**Stated problem**
Quote all lines below exactly. Images stay out.
□ □ □ □
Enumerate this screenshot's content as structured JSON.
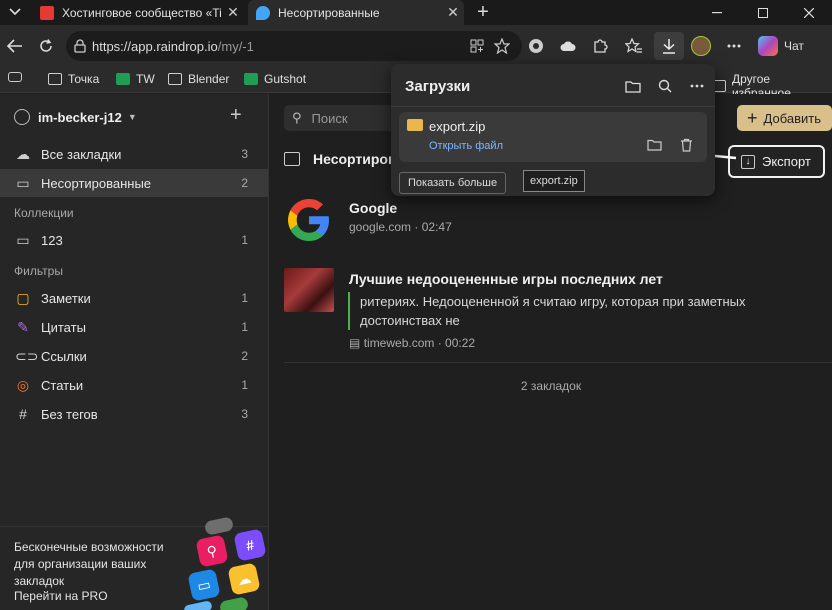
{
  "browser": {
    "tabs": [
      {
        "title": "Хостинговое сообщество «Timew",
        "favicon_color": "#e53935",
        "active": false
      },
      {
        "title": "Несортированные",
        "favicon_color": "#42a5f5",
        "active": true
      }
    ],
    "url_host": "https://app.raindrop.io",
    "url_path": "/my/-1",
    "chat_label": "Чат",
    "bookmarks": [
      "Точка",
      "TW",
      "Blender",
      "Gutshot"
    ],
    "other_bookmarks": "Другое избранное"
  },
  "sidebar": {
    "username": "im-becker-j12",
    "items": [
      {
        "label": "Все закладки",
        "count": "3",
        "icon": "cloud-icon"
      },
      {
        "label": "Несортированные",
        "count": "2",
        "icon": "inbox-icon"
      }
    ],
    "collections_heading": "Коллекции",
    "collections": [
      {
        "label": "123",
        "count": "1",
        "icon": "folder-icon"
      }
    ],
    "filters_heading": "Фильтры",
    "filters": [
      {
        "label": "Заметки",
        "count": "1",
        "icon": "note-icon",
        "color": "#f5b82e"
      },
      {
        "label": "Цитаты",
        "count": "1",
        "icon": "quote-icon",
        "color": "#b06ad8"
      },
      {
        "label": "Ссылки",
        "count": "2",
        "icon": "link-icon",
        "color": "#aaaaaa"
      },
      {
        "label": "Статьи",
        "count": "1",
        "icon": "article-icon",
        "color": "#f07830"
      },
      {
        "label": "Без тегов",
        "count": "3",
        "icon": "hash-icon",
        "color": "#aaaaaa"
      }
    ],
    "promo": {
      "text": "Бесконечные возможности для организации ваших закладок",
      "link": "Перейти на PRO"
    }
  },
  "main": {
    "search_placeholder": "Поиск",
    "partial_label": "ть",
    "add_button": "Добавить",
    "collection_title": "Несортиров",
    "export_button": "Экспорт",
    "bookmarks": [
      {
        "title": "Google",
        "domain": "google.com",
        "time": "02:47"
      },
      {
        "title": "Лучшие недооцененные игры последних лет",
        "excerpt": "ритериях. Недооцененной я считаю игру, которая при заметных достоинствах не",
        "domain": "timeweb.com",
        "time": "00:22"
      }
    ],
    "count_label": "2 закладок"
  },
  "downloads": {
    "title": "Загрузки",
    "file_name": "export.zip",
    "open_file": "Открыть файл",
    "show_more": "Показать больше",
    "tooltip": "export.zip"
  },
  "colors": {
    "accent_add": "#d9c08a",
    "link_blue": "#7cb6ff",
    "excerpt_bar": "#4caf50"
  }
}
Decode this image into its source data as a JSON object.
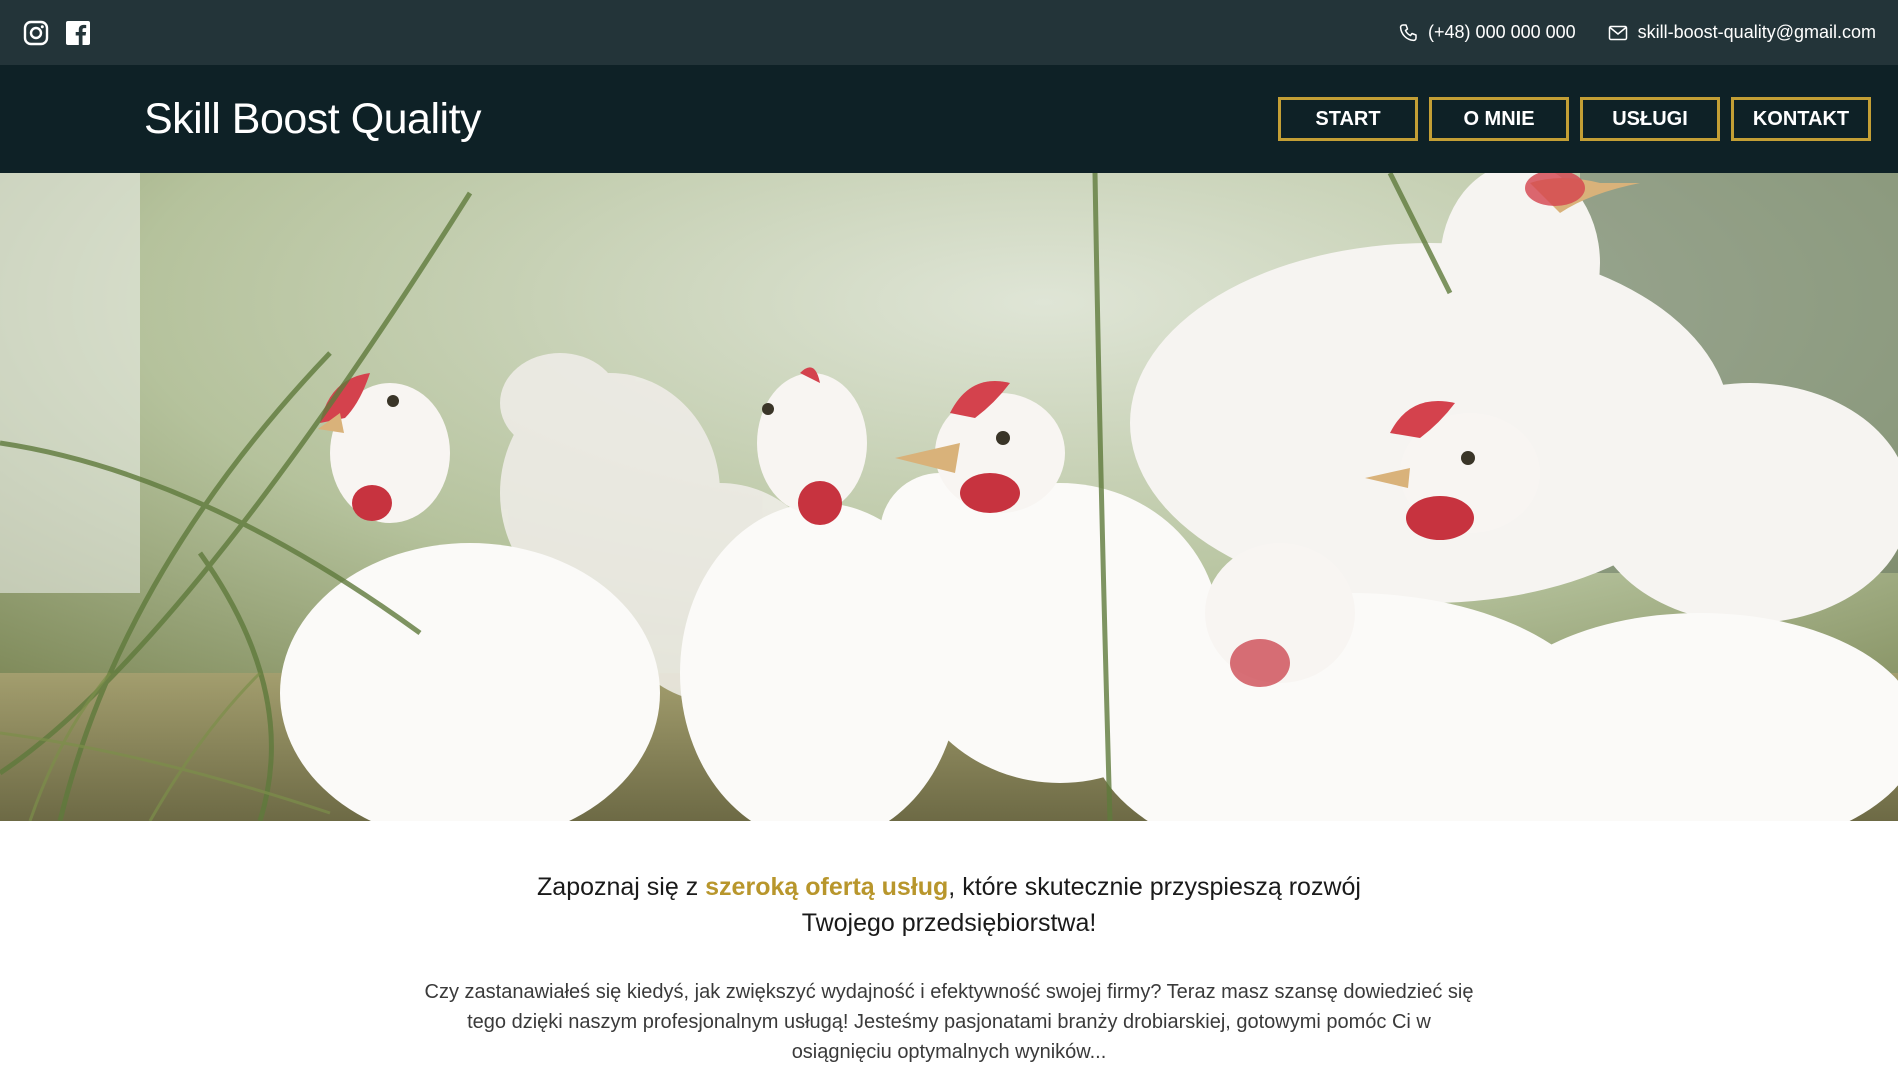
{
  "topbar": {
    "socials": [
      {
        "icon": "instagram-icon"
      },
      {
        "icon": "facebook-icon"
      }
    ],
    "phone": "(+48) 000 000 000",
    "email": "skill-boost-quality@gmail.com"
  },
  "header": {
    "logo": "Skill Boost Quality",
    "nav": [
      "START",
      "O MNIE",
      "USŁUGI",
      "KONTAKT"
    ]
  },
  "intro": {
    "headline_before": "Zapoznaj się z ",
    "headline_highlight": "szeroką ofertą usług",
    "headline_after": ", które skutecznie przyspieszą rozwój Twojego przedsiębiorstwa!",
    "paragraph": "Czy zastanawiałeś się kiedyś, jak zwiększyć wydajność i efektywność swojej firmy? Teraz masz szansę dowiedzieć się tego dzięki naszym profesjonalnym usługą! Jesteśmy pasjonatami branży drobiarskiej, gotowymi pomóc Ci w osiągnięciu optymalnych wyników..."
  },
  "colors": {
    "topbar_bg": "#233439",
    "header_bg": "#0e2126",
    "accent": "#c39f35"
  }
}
□ □ □ □
**Response**
Enumerate this screenshot's content as structured JSON.
{
  "browser": {
    "tabs": [
      {
        "title": "Хостинговое сообщество «Timew",
        "favicon_color": "#e53935",
        "active": false
      },
      {
        "title": "Несортированные",
        "favicon_color": "#42a5f5",
        "active": true
      }
    ],
    "url_host": "https://app.raindrop.io",
    "url_path": "/my/-1",
    "chat_label": "Чат",
    "bookmarks": [
      "Точка",
      "TW",
      "Blender",
      "Gutshot"
    ],
    "other_bookmarks": "Другое избранное"
  },
  "sidebar": {
    "username": "im-becker-j12",
    "items": [
      {
        "label": "Все закладки",
        "count": "3",
        "icon": "cloud-icon"
      },
      {
        "label": "Несортированные",
        "count": "2",
        "icon": "inbox-icon"
      }
    ],
    "collections_heading": "Коллекции",
    "collections": [
      {
        "label": "123",
        "count": "1",
        "icon": "folder-icon"
      }
    ],
    "filters_heading": "Фильтры",
    "filters": [
      {
        "label": "Заметки",
        "count": "1",
        "icon": "note-icon",
        "color": "#f5b82e"
      },
      {
        "label": "Цитаты",
        "count": "1",
        "icon": "quote-icon",
        "color": "#b06ad8"
      },
      {
        "label": "Ссылки",
        "count": "2",
        "icon": "link-icon",
        "color": "#aaaaaa"
      },
      {
        "label": "Статьи",
        "count": "1",
        "icon": "article-icon",
        "color": "#f07830"
      },
      {
        "label": "Без тегов",
        "count": "3",
        "icon": "hash-icon",
        "color": "#aaaaaa"
      }
    ],
    "promo": {
      "text": "Бесконечные возможности для организации ваших закладок",
      "link": "Перейти на PRO"
    }
  },
  "main": {
    "search_placeholder": "Поиск",
    "partial_label": "ть",
    "add_button": "Добавить",
    "collection_title": "Несортиров",
    "export_button": "Экспорт",
    "bookmarks": [
      {
        "title": "Google",
        "domain": "google.com",
        "time": "02:47"
      },
      {
        "title": "Лучшие недооцененные игры последних лет",
        "excerpt": "ритериях. Недооцененной я считаю игру, которая при заметных достоинствах не",
        "domain": "timeweb.com",
        "time": "00:22"
      }
    ],
    "count_label": "2 закладок"
  },
  "downloads": {
    "title": "Загрузки",
    "file_name": "export.zip",
    "open_file": "Открыть файл",
    "show_more": "Показать больше",
    "tooltip": "export.zip"
  },
  "colors": {
    "accent_add": "#d9c08a",
    "link_blue": "#7cb6ff",
    "excerpt_bar": "#4caf50"
  }
}
Decode this image into its source data as a JSON object.
{
  "topbar": {
    "socials": [
      {
        "icon": "instagram-icon"
      },
      {
        "icon": "facebook-icon"
      }
    ],
    "phone": "(+48) 000 000 000",
    "email": "skill-boost-quality@gmail.com"
  },
  "header": {
    "logo": "Skill Boost Quality",
    "nav": [
      "START",
      "O MNIE",
      "USŁUGI",
      "KONTAKT"
    ]
  },
  "intro": {
    "headline_before": "Zapoznaj się z ",
    "headline_highlight": "szeroką ofertą usług",
    "headline_after": ", które skutecznie przyspieszą rozwój Twojego przedsiębiorstwa!",
    "paragraph": "Czy zastanawiałeś się kiedyś, jak zwiększyć wydajność i efektywność swojej firmy? Teraz masz szansę dowiedzieć się tego dzięki naszym profesjonalnym usługą! Jesteśmy pasjonatami branży drobiarskiej, gotowymi pomóc Ci w osiągnięciu optymalnych wyników..."
  },
  "colors": {
    "topbar_bg": "#233439",
    "header_bg": "#0e2126",
    "accent": "#c39f35"
  }
}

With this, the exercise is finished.